**What is required:** Return each line of the data below verbatim; pictures are to be left out.

..........

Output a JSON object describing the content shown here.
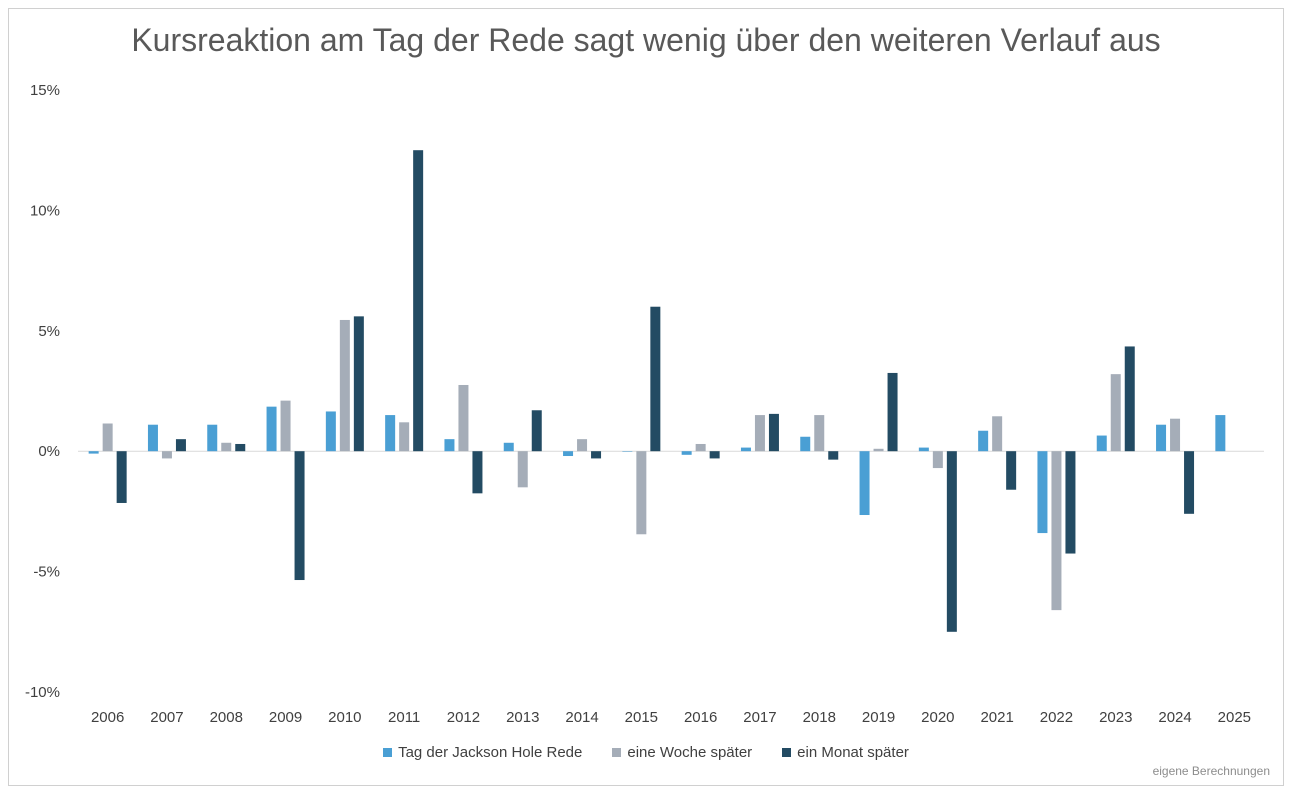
{
  "chart_data": {
    "type": "bar",
    "title": "Kursreaktion am Tag der Rede sagt wenig über den weiteren Verlauf aus",
    "categories": [
      "2006",
      "2007",
      "2008",
      "2009",
      "2010",
      "2011",
      "2012",
      "2013",
      "2014",
      "2015",
      "2016",
      "2017",
      "2018",
      "2019",
      "2020",
      "2021",
      "2022",
      "2023",
      "2024",
      "2025"
    ],
    "series": [
      {
        "name": "Tag der Jackson Hole Rede",
        "color": "#4a9fd4",
        "values": [
          -0.1,
          1.1,
          1.1,
          1.85,
          1.65,
          1.5,
          0.5,
          0.35,
          -0.2,
          0,
          -0.15,
          0.15,
          0.6,
          -2.65,
          0.15,
          0.85,
          -3.4,
          0.65,
          1.1,
          1.5
        ]
      },
      {
        "name": "eine Woche später",
        "color": "#a5adb8",
        "values": [
          1.15,
          -0.3,
          0.35,
          2.1,
          5.45,
          1.2,
          2.75,
          -1.5,
          0.5,
          -3.45,
          0.3,
          1.5,
          1.5,
          0.1,
          -0.7,
          1.45,
          -6.6,
          3.2,
          1.35,
          null
        ]
      },
      {
        "name": "ein Monat später",
        "color": "#234b63",
        "values": [
          -2.15,
          0.5,
          0.3,
          -5.35,
          5.6,
          12.5,
          -1.75,
          1.7,
          -0.3,
          6.0,
          -0.3,
          1.55,
          -0.35,
          3.25,
          -7.5,
          -1.6,
          -4.25,
          4.35,
          -2.6,
          null
        ]
      }
    ],
    "ylim": [
      -10,
      15
    ],
    "yticks": [
      -10,
      -5,
      0,
      5,
      10,
      15
    ],
    "ytick_labels": [
      "-10%",
      "-5%",
      "0%",
      "5%",
      "10%",
      "15%"
    ],
    "grid": false,
    "legend_position": "bottom",
    "source_note": "eigene Berechnungen"
  }
}
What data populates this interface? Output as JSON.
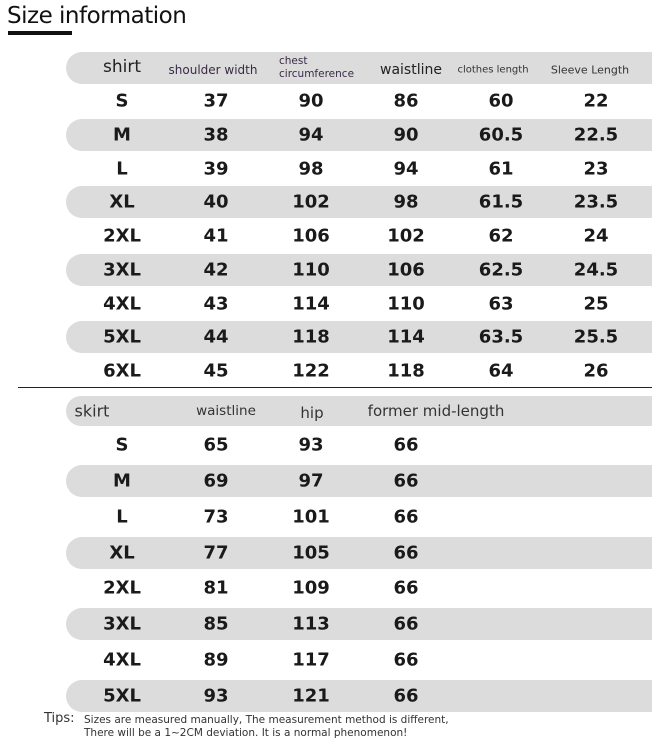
{
  "title": "Size information",
  "shirt": {
    "headers": [
      "shirt",
      "shoulder width",
      "chest circumference",
      "waistline",
      "clothes length",
      "Sleeve Length"
    ],
    "rows": [
      [
        "S",
        "37",
        "90",
        "86",
        "60",
        "22"
      ],
      [
        "M",
        "38",
        "94",
        "90",
        "60.5",
        "22.5"
      ],
      [
        "L",
        "39",
        "98",
        "94",
        "61",
        "23"
      ],
      [
        "XL",
        "40",
        "102",
        "98",
        "61.5",
        "23.5"
      ],
      [
        "2XL",
        "41",
        "106",
        "102",
        "62",
        "24"
      ],
      [
        "3XL",
        "42",
        "110",
        "106",
        "62.5",
        "24.5"
      ],
      [
        "4XL",
        "43",
        "114",
        "110",
        "63",
        "25"
      ],
      [
        "5XL",
        "44",
        "118",
        "114",
        "63.5",
        "25.5"
      ],
      [
        "6XL",
        "45",
        "122",
        "118",
        "64",
        "26"
      ]
    ]
  },
  "skirt": {
    "headers": [
      "skirt",
      "waistline",
      "hip",
      "former mid-length"
    ],
    "rows": [
      [
        "S",
        "65",
        "93",
        "66"
      ],
      [
        "M",
        "69",
        "97",
        "66"
      ],
      [
        "L",
        "73",
        "101",
        "66"
      ],
      [
        "XL",
        "77",
        "105",
        "66"
      ],
      [
        "2XL",
        "81",
        "109",
        "66"
      ],
      [
        "3XL",
        "85",
        "113",
        "66"
      ],
      [
        "4XL",
        "89",
        "117",
        "66"
      ],
      [
        "5XL",
        "93",
        "121",
        "66"
      ]
    ]
  },
  "tips": {
    "label": "Tips:",
    "line1": "Sizes are measured manually, The measurement method is different,",
    "line2": "There will be a 1~2CM deviation.  It is a normal phenomenon!"
  },
  "colors": {
    "band": "#dcdcdc",
    "text": "#1a1a1a"
  }
}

..........

**Result of the exercise:**
Output a JSON object describing the content shown here.
{
  "chart_data": {
    "type": "bar",
    "title": "Kursreaktion am Tag der Rede sagt wenig über den weiteren Verlauf aus",
    "categories": [
      "2006",
      "2007",
      "2008",
      "2009",
      "2010",
      "2011",
      "2012",
      "2013",
      "2014",
      "2015",
      "2016",
      "2017",
      "2018",
      "2019",
      "2020",
      "2021",
      "2022",
      "2023",
      "2024",
      "2025"
    ],
    "series": [
      {
        "name": "Tag der Jackson Hole Rede",
        "color": "#4a9fd4",
        "values": [
          -0.1,
          1.1,
          1.1,
          1.85,
          1.65,
          1.5,
          0.5,
          0.35,
          -0.2,
          0,
          -0.15,
          0.15,
          0.6,
          -2.65,
          0.15,
          0.85,
          -3.4,
          0.65,
          1.1,
          1.5
        ]
      },
      {
        "name": "eine Woche später",
        "color": "#a5adb8",
        "values": [
          1.15,
          -0.3,
          0.35,
          2.1,
          5.45,
          1.2,
          2.75,
          -1.5,
          0.5,
          -3.45,
          0.3,
          1.5,
          1.5,
          0.1,
          -0.7,
          1.45,
          -6.6,
          3.2,
          1.35,
          null
        ]
      },
      {
        "name": "ein Monat später",
        "color": "#234b63",
        "values": [
          -2.15,
          0.5,
          0.3,
          -5.35,
          5.6,
          12.5,
          -1.75,
          1.7,
          -0.3,
          6.0,
          -0.3,
          1.55,
          -0.35,
          3.25,
          -7.5,
          -1.6,
          -4.25,
          4.35,
          -2.6,
          null
        ]
      }
    ],
    "ylim": [
      -10,
      15
    ],
    "yticks": [
      -10,
      -5,
      0,
      5,
      10,
      15
    ],
    "ytick_labels": [
      "-10%",
      "-5%",
      "0%",
      "5%",
      "10%",
      "15%"
    ],
    "grid": false,
    "legend_position": "bottom",
    "source_note": "eigene Berechnungen"
  }
}
What data populates this interface? Output as JSON.
{
  "title": "Size information",
  "shirt": {
    "headers": [
      "shirt",
      "shoulder width",
      "chest circumference",
      "waistline",
      "clothes length",
      "Sleeve Length"
    ],
    "rows": [
      [
        "S",
        "37",
        "90",
        "86",
        "60",
        "22"
      ],
      [
        "M",
        "38",
        "94",
        "90",
        "60.5",
        "22.5"
      ],
      [
        "L",
        "39",
        "98",
        "94",
        "61",
        "23"
      ],
      [
        "XL",
        "40",
        "102",
        "98",
        "61.5",
        "23.5"
      ],
      [
        "2XL",
        "41",
        "106",
        "102",
        "62",
        "24"
      ],
      [
        "3XL",
        "42",
        "110",
        "106",
        "62.5",
        "24.5"
      ],
      [
        "4XL",
        "43",
        "114",
        "110",
        "63",
        "25"
      ],
      [
        "5XL",
        "44",
        "118",
        "114",
        "63.5",
        "25.5"
      ],
      [
        "6XL",
        "45",
        "122",
        "118",
        "64",
        "26"
      ]
    ]
  },
  "skirt": {
    "headers": [
      "skirt",
      "waistline",
      "hip",
      "former mid-length"
    ],
    "rows": [
      [
        "S",
        "65",
        "93",
        "66"
      ],
      [
        "M",
        "69",
        "97",
        "66"
      ],
      [
        "L",
        "73",
        "101",
        "66"
      ],
      [
        "XL",
        "77",
        "105",
        "66"
      ],
      [
        "2XL",
        "81",
        "109",
        "66"
      ],
      [
        "3XL",
        "85",
        "113",
        "66"
      ],
      [
        "4XL",
        "89",
        "117",
        "66"
      ],
      [
        "5XL",
        "93",
        "121",
        "66"
      ]
    ]
  },
  "tips": {
    "label": "Tips:",
    "line1": "Sizes are measured manually, The measurement method is different,",
    "line2": "There will be a 1~2CM deviation.  It is a normal phenomenon!"
  },
  "colors": {
    "band": "#dcdcdc",
    "text": "#1a1a1a"
  }
}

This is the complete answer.